Dataset entries on figures
— start —

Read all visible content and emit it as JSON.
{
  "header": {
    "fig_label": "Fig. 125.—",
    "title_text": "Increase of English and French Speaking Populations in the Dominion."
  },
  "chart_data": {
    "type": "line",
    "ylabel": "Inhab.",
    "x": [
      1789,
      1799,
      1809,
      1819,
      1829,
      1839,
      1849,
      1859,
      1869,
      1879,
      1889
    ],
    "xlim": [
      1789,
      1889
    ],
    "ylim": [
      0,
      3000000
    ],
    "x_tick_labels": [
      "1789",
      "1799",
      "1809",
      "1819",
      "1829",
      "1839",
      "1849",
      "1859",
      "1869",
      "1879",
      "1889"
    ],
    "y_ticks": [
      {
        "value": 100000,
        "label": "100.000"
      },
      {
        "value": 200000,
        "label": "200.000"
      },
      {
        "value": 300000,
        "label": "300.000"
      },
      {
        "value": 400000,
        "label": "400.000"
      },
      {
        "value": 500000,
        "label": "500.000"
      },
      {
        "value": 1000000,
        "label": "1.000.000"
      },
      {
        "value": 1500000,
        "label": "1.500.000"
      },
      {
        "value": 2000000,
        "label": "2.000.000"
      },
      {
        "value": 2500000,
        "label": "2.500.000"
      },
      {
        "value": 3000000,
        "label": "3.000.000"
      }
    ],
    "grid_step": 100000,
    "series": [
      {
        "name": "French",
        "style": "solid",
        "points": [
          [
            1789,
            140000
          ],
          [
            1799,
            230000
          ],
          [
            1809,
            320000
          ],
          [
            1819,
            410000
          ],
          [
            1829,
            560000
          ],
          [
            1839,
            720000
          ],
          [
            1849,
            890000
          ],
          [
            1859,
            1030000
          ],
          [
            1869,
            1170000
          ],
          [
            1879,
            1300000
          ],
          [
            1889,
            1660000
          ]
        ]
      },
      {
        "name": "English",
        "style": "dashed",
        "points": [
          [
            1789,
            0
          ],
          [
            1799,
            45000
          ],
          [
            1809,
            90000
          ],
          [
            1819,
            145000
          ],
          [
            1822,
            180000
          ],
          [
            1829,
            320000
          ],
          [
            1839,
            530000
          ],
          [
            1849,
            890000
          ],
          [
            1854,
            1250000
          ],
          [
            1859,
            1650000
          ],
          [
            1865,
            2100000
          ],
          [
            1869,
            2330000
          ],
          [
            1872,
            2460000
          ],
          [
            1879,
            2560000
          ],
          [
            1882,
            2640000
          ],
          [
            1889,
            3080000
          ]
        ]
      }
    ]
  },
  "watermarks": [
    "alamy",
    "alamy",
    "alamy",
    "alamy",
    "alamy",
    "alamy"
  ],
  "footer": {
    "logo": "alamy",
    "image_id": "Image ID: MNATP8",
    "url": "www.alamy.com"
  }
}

— end —

### Goal of the exercise
Gather from the entries above all lines that include the string "English".

### Answer
    "title_text": "Increase of English and French Speaking Populations in the Dominion."
        "name": "English",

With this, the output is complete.